How many lines in this material include the string "probability"? Answer with the number and nothing further.

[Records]
****
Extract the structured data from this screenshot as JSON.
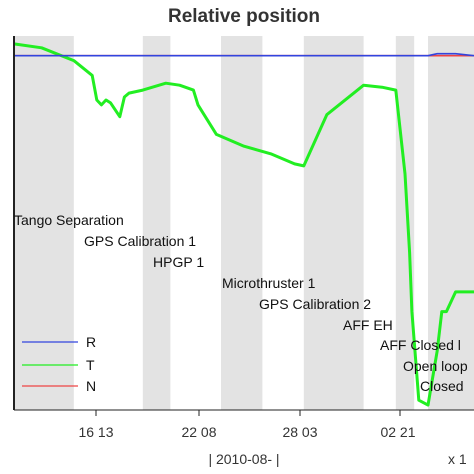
{
  "chart_data": {
    "type": "line",
    "title": "Relative position",
    "xlabel": "| 2010-08- |",
    "x_multiplier": "x 1",
    "x_ticks": [
      "16 13",
      "22 08",
      "28 03",
      "02 21"
    ],
    "shaded_bands": [
      {
        "start": 0.0,
        "end": 1.3
      },
      {
        "start": 2.8,
        "end": 3.4
      },
      {
        "start": 4.5,
        "end": 5.4
      },
      {
        "start": 6.3,
        "end": 7.6
      },
      {
        "start": 8.3,
        "end": 8.7
      },
      {
        "start": 9.0,
        "end": 10.0
      }
    ],
    "annotations": [
      "Tango Separation",
      "GPS Calibration 1",
      "HPGP 1",
      "Microthruster 1",
      "GPS Calibration 2",
      "AFF EH",
      "AFF Closed l",
      "Open loop",
      "Closed"
    ],
    "legend_position": "bottom-left",
    "series": [
      {
        "name": "R",
        "color": "#3344dd",
        "x": [
          0,
          9.0,
          9.2,
          9.6,
          10.0
        ],
        "y": [
          0,
          0,
          2,
          2,
          0
        ]
      },
      {
        "name": "T",
        "color": "#22ee22",
        "x": [
          0,
          0.6,
          1.3,
          1.7,
          1.8,
          1.9,
          2.0,
          2.1,
          2.3,
          2.4,
          2.5,
          2.8,
          3.3,
          3.6,
          3.9,
          4.0,
          4.2,
          4.4,
          5.0,
          5.6,
          6.1,
          6.3,
          6.8,
          7.6,
          8.0,
          8.3,
          8.5,
          8.6,
          8.65,
          8.8,
          9.0,
          9.2,
          9.3,
          9.4,
          9.6,
          10.0
        ],
        "y": [
          12,
          8,
          -5,
          -20,
          -45,
          -50,
          -45,
          -48,
          -62,
          -42,
          -38,
          -35,
          -28,
          -30,
          -35,
          -50,
          -65,
          -80,
          -92,
          -100,
          -110,
          -112,
          -60,
          -30,
          -32,
          -35,
          -120,
          -200,
          -260,
          -350,
          -355,
          -300,
          -260,
          -260,
          -240,
          -240
        ]
      },
      {
        "name": "N",
        "color": "#ee4444",
        "x": [
          0,
          5.4,
          6.3,
          10.0
        ],
        "y": [
          0,
          0,
          0,
          0
        ]
      }
    ]
  }
}
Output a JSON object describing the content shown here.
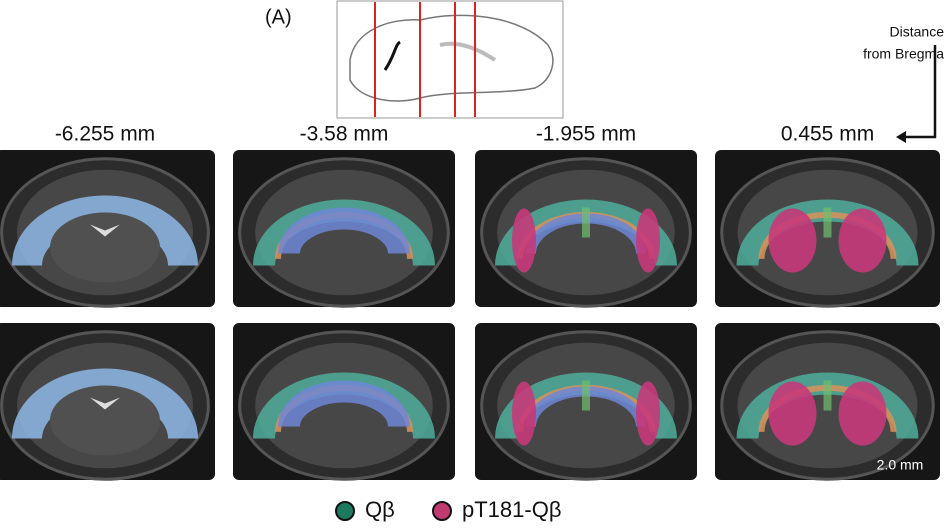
{
  "panel_label": "(A)",
  "distance_label": [
    "Distance",
    "from Bregma"
  ],
  "columns": [
    "-6.255 mm",
    "-3.58 mm",
    "-1.955 mm",
    "0.455 mm"
  ],
  "scale_bar": "2.0 mm",
  "legend": [
    {
      "label": "Qβ",
      "color": "#1e7a5e"
    },
    {
      "label": "pT181-Qβ",
      "color": "#c23a72"
    }
  ]
}
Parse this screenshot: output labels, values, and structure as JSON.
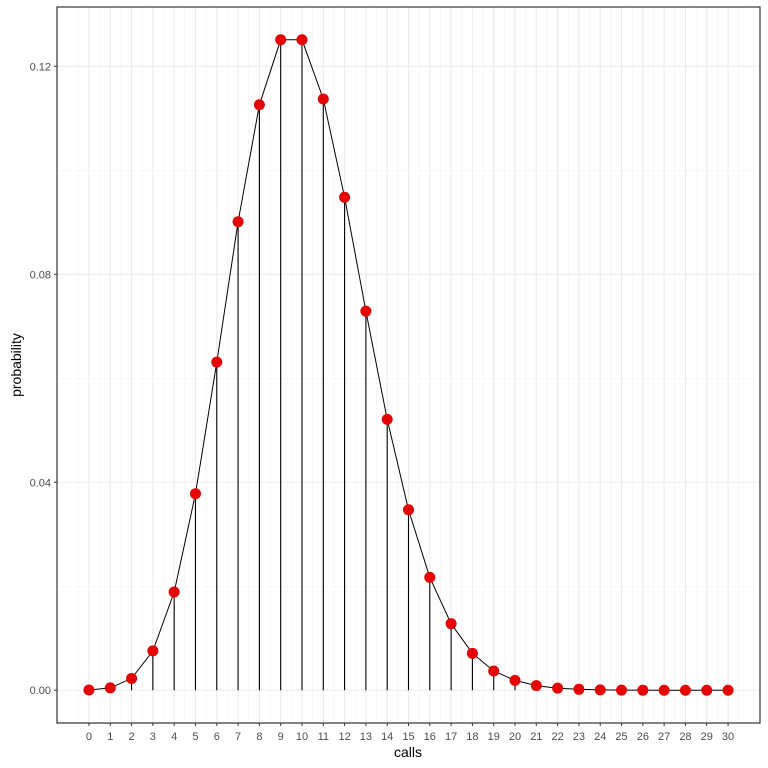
{
  "chart_data": {
    "type": "line",
    "title": "",
    "xlabel": "calls",
    "ylabel": "probability",
    "x": [
      0,
      1,
      2,
      3,
      4,
      5,
      6,
      7,
      8,
      9,
      10,
      11,
      12,
      13,
      14,
      15,
      16,
      17,
      18,
      19,
      20,
      21,
      22,
      23,
      24,
      25,
      26,
      27,
      28,
      29,
      30
    ],
    "series": [
      {
        "name": "probability",
        "values": [
          4.54e-05,
          0.000454,
          0.00227,
          0.00757,
          0.0189,
          0.0378,
          0.0631,
          0.0901,
          0.1126,
          0.1251,
          0.1251,
          0.1137,
          0.0948,
          0.0729,
          0.0521,
          0.0347,
          0.0217,
          0.0128,
          0.0071,
          0.0037,
          0.0019,
          0.00089,
          0.0004,
          0.00018,
          7e-05,
          3e-05,
          1e-05,
          4e-06,
          1e-06,
          6e-07,
          2e-07
        ],
        "marker_color": "#e60000",
        "line_color": "#000000",
        "style": "points + connecting line + vertical stems to zero"
      }
    ],
    "xticks": [
      "0",
      "1",
      "2",
      "3",
      "4",
      "5",
      "6",
      "7",
      "8",
      "9",
      "10",
      "11",
      "12",
      "13",
      "14",
      "15",
      "16",
      "17",
      "18",
      "19",
      "20",
      "21",
      "22",
      "23",
      "24",
      "25",
      "26",
      "27",
      "28",
      "29",
      "30"
    ],
    "yticks": [
      "0.00",
      "0.04",
      "0.08",
      "0.12"
    ],
    "ytick_values": [
      0,
      0.04,
      0.08,
      0.12
    ],
    "xlim": [
      -1.5,
      31.5
    ],
    "ylim": [
      -0.0063,
      0.1314
    ],
    "grid": true,
    "legend": null
  }
}
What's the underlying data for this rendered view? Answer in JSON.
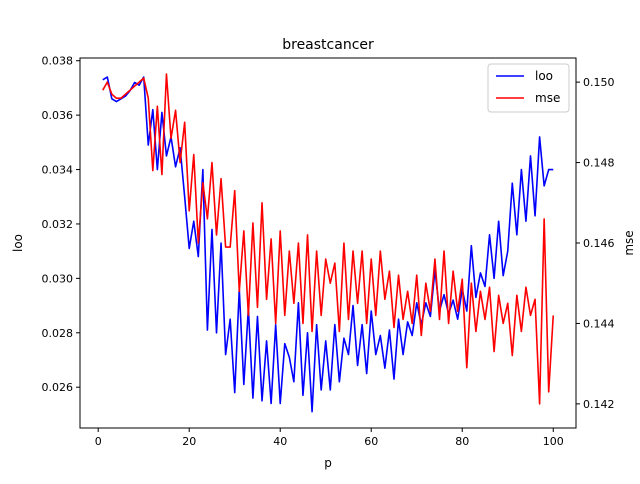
{
  "chart_data": {
    "type": "line",
    "title": "breastcancer",
    "xlabel": "p",
    "ylabel_left": "loo",
    "ylabel_right": "mse",
    "xlim": [
      -4,
      105
    ],
    "ylim_left": [
      0.0245,
      0.0381
    ],
    "ylim_right": [
      0.1414,
      0.1506
    ],
    "x_ticks": [
      0,
      20,
      40,
      60,
      80,
      100
    ],
    "x_tick_labels": [
      "0",
      "20",
      "40",
      "60",
      "80",
      "100"
    ],
    "y_left_ticks": [
      0.026,
      0.028,
      0.03,
      0.032,
      0.034,
      0.036,
      0.038
    ],
    "y_left_tick_labels": [
      "0.026",
      "0.028",
      "0.030",
      "0.032",
      "0.034",
      "0.036",
      "0.038"
    ],
    "y_right_ticks": [
      0.142,
      0.144,
      0.146,
      0.148,
      0.15
    ],
    "y_right_tick_labels": [
      "0.142",
      "0.144",
      "0.146",
      "0.148",
      "0.150"
    ],
    "grid": false,
    "legend": {
      "placement": "top-right",
      "entries": [
        {
          "label": "loo",
          "color": "#0000ff"
        },
        {
          "label": "mse",
          "color": "#ff0000"
        }
      ]
    },
    "series": [
      {
        "name": "loo",
        "axis": "left",
        "color": "#0000ff",
        "x": [
          1,
          2,
          3,
          4,
          5,
          6,
          7,
          8,
          9,
          10,
          11,
          12,
          13,
          14,
          15,
          16,
          17,
          18,
          19,
          20,
          21,
          22,
          23,
          24,
          25,
          26,
          27,
          28,
          29,
          30,
          31,
          32,
          33,
          34,
          35,
          36,
          37,
          38,
          39,
          40,
          41,
          42,
          43,
          44,
          45,
          46,
          47,
          48,
          49,
          50,
          51,
          52,
          53,
          54,
          55,
          56,
          57,
          58,
          59,
          60,
          61,
          62,
          63,
          64,
          65,
          66,
          67,
          68,
          69,
          70,
          71,
          72,
          73,
          74,
          75,
          76,
          77,
          78,
          79,
          80,
          81,
          82,
          83,
          84,
          85,
          86,
          87,
          88,
          89,
          90,
          91,
          92,
          93,
          94,
          95,
          96,
          97,
          98,
          99,
          100
        ],
        "values": [
          0.0373,
          0.0374,
          0.0366,
          0.0365,
          0.0366,
          0.0367,
          0.0369,
          0.0372,
          0.0371,
          0.0374,
          0.0349,
          0.0362,
          0.034,
          0.0361,
          0.0345,
          0.0352,
          0.0341,
          0.0348,
          0.033,
          0.0311,
          0.0321,
          0.0308,
          0.034,
          0.0281,
          0.0318,
          0.028,
          0.0313,
          0.0272,
          0.0285,
          0.0258,
          0.0296,
          0.0261,
          0.0289,
          0.0256,
          0.0286,
          0.0255,
          0.0277,
          0.0254,
          0.0283,
          0.0254,
          0.0276,
          0.0271,
          0.0262,
          0.0291,
          0.0257,
          0.028,
          0.0251,
          0.0283,
          0.0259,
          0.0277,
          0.0259,
          0.0283,
          0.0262,
          0.0278,
          0.0272,
          0.029,
          0.0268,
          0.0283,
          0.0265,
          0.0288,
          0.0272,
          0.0279,
          0.0267,
          0.0281,
          0.0263,
          0.0285,
          0.0272,
          0.0284,
          0.0279,
          0.0291,
          0.0283,
          0.0291,
          0.0286,
          0.0303,
          0.0288,
          0.0294,
          0.0287,
          0.0292,
          0.0285,
          0.0296,
          0.0288,
          0.0312,
          0.0293,
          0.0302,
          0.0297,
          0.0316,
          0.03,
          0.0321,
          0.0301,
          0.031,
          0.0335,
          0.0316,
          0.034,
          0.0321,
          0.0345,
          0.0323,
          0.0352,
          0.0334,
          0.034,
          0.034
        ]
      },
      {
        "name": "mse",
        "axis": "right",
        "color": "#ff0000",
        "x": [
          1,
          2,
          3,
          4,
          5,
          6,
          7,
          8,
          9,
          10,
          11,
          12,
          13,
          14,
          15,
          16,
          17,
          18,
          19,
          20,
          21,
          22,
          23,
          24,
          25,
          26,
          27,
          28,
          29,
          30,
          31,
          32,
          33,
          34,
          35,
          36,
          37,
          38,
          39,
          40,
          41,
          42,
          43,
          44,
          45,
          46,
          47,
          48,
          49,
          50,
          51,
          52,
          53,
          54,
          55,
          56,
          57,
          58,
          59,
          60,
          61,
          62,
          63,
          64,
          65,
          66,
          67,
          68,
          69,
          70,
          71,
          72,
          73,
          74,
          75,
          76,
          77,
          78,
          79,
          80,
          81,
          82,
          83,
          84,
          85,
          86,
          87,
          88,
          89,
          90,
          91,
          92,
          93,
          94,
          95,
          96,
          97,
          98,
          99,
          100
        ],
        "values": [
          0.1498,
          0.15,
          0.1497,
          0.1496,
          0.1496,
          0.1497,
          0.1498,
          0.1499,
          0.15,
          0.1501,
          0.1496,
          0.1478,
          0.1494,
          0.1477,
          0.1502,
          0.1486,
          0.1493,
          0.148,
          0.149,
          0.1468,
          0.1482,
          0.146,
          0.1475,
          0.1466,
          0.148,
          0.1462,
          0.1476,
          0.1459,
          0.1459,
          0.1473,
          0.1448,
          0.1463,
          0.1442,
          0.1465,
          0.1444,
          0.147,
          0.1446,
          0.1461,
          0.144,
          0.1463,
          0.1442,
          0.1458,
          0.1445,
          0.146,
          0.144,
          0.1462,
          0.1438,
          0.1458,
          0.1442,
          0.1456,
          0.145,
          0.1455,
          0.1438,
          0.146,
          0.1441,
          0.1458,
          0.1445,
          0.1458,
          0.144,
          0.1456,
          0.1442,
          0.1458,
          0.1446,
          0.1453,
          0.1439,
          0.1452,
          0.1441,
          0.1448,
          0.144,
          0.1452,
          0.1437,
          0.145,
          0.1443,
          0.1456,
          0.1441,
          0.1458,
          0.144,
          0.1453,
          0.1443,
          0.1451,
          0.1429,
          0.145,
          0.1438,
          0.1448,
          0.1441,
          0.1449,
          0.1433,
          0.1447,
          0.144,
          0.1445,
          0.1432,
          0.1447,
          0.1438,
          0.1449,
          0.1442,
          0.1446,
          0.142,
          0.1466,
          0.1423,
          0.1442
        ]
      }
    ]
  }
}
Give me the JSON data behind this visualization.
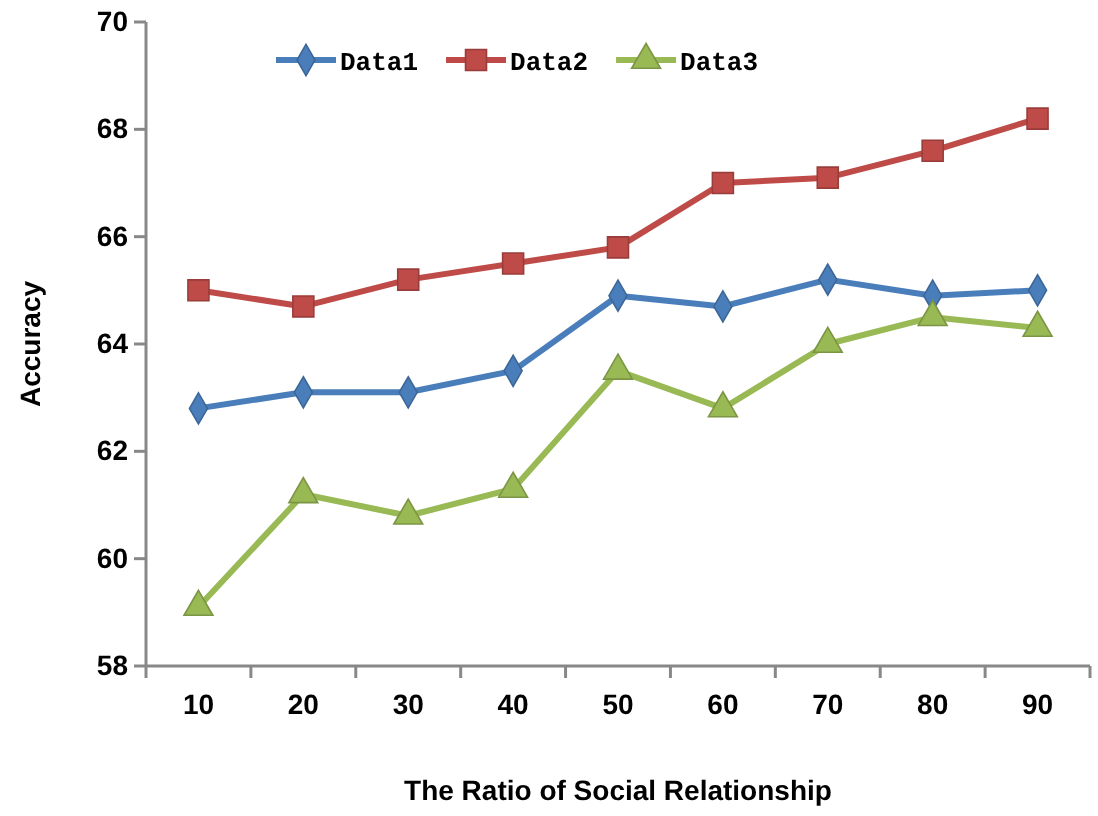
{
  "chart_data": {
    "type": "line",
    "xlabel": "The Ratio of Social Relationship",
    "ylabel": "Accuracy",
    "categories": [
      "10",
      "20",
      "30",
      "40",
      "50",
      "60",
      "70",
      "80",
      "90"
    ],
    "series": [
      {
        "name": "Data1",
        "color": "#4a7ebb",
        "marker": "diamond",
        "values": [
          62.8,
          63.1,
          63.1,
          63.5,
          64.9,
          64.7,
          65.2,
          64.9,
          65.0
        ]
      },
      {
        "name": "Data2",
        "color": "#be4b48",
        "marker": "square",
        "values": [
          65.0,
          64.7,
          65.2,
          65.5,
          65.8,
          67.0,
          67.1,
          67.6,
          68.2
        ]
      },
      {
        "name": "Data3",
        "color": "#98b954",
        "marker": "triangle",
        "values": [
          59.1,
          61.2,
          60.8,
          61.3,
          63.5,
          62.8,
          64.0,
          64.5,
          64.3
        ]
      }
    ],
    "ylim": [
      58,
      70
    ],
    "yticks": [
      58,
      60,
      62,
      64,
      66,
      68,
      70
    ],
    "grid": false,
    "legend": "top",
    "line_style": "solid"
  }
}
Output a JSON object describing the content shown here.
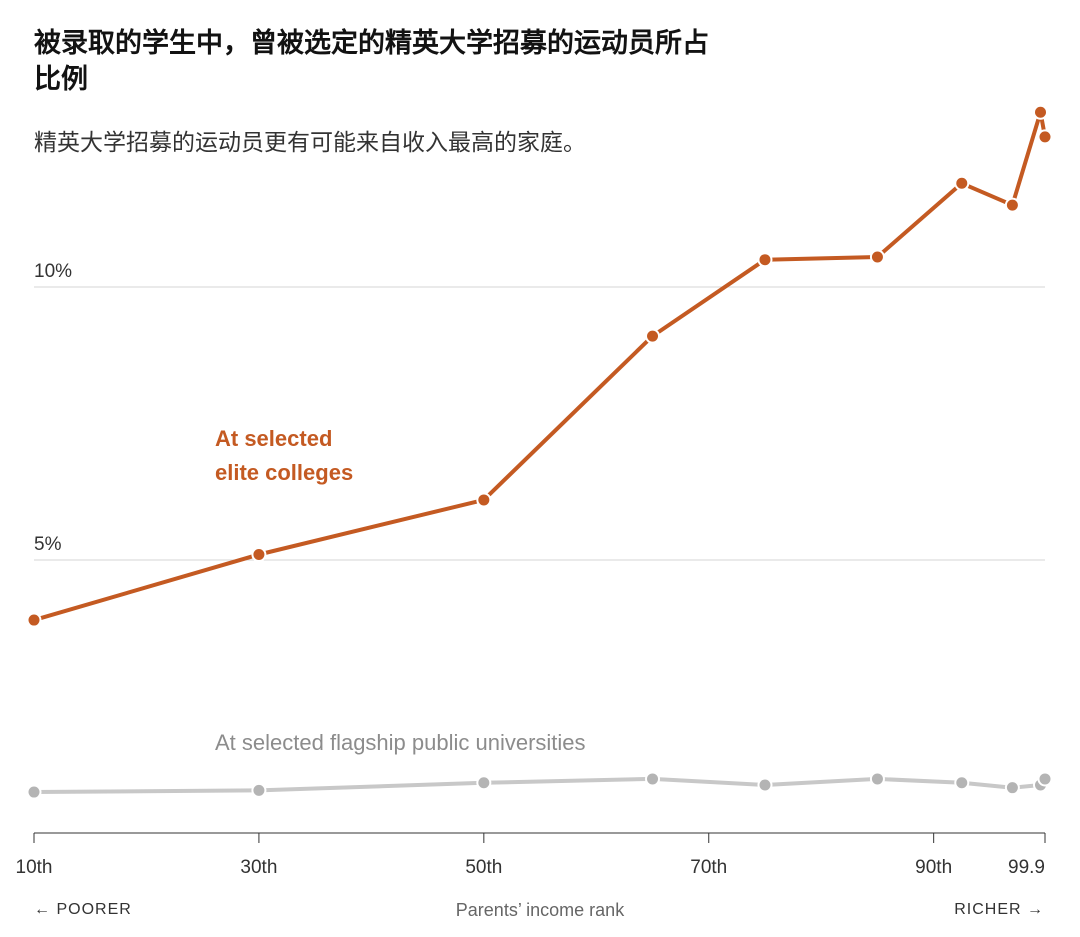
{
  "title": "被录取的学生中，曾被选定的精英大学招募的运动员所占比例",
  "subtitle": "精英大学招募的运动员更有可能来自收入最高的家庭。",
  "chart_data": {
    "type": "line",
    "title": "被录取的学生中，曾被选定的精英大学招募的运动员所占比例",
    "subtitle": "精英大学招募的运动员更有可能来自收入最高的家庭。",
    "xlabel": "Parents’ income rank",
    "ylabel": "",
    "x_left_label": "← POORER",
    "x_right_label": "RICHER →",
    "xlim": [
      10,
      99.9
    ],
    "ylim": [
      0,
      13.5
    ],
    "x_ticks": [
      {
        "value": 10,
        "label": "10th"
      },
      {
        "value": 30,
        "label": "30th"
      },
      {
        "value": 50,
        "label": "50th"
      },
      {
        "value": 70,
        "label": "70th"
      },
      {
        "value": 90,
        "label": "90th"
      },
      {
        "value": 99.9,
        "label": "99.9"
      }
    ],
    "y_ticks": [
      {
        "value": 5,
        "label": "5%"
      },
      {
        "value": 10,
        "label": "10%"
      }
    ],
    "grid": true,
    "series": [
      {
        "name": "At selected elite colleges",
        "label_lines": [
          "At selected",
          "elite colleges"
        ],
        "color": "#c45a22",
        "points": [
          {
            "x": 10,
            "y": 3.9
          },
          {
            "x": 30,
            "y": 5.1
          },
          {
            "x": 50,
            "y": 6.1
          },
          {
            "x": 65,
            "y": 9.1
          },
          {
            "x": 75,
            "y": 10.5
          },
          {
            "x": 85,
            "y": 10.55
          },
          {
            "x": 92.5,
            "y": 11.9
          },
          {
            "x": 97,
            "y": 11.5
          },
          {
            "x": 99.5,
            "y": 13.2
          },
          {
            "x": 99.9,
            "y": 12.75
          }
        ]
      },
      {
        "name": "At selected flagship public universities",
        "label_lines": [
          "At selected flagship public universities"
        ],
        "color": "#c8c8c8",
        "points": [
          {
            "x": 10,
            "y": 0.75
          },
          {
            "x": 30,
            "y": 0.78
          },
          {
            "x": 50,
            "y": 0.92
          },
          {
            "x": 65,
            "y": 0.99
          },
          {
            "x": 75,
            "y": 0.88
          },
          {
            "x": 85,
            "y": 0.99
          },
          {
            "x": 92.5,
            "y": 0.92
          },
          {
            "x": 97,
            "y": 0.83
          },
          {
            "x": 99.5,
            "y": 0.88
          },
          {
            "x": 99.9,
            "y": 0.99
          }
        ]
      }
    ]
  }
}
****
**ANSWER TO THIS EXERCISE**: 2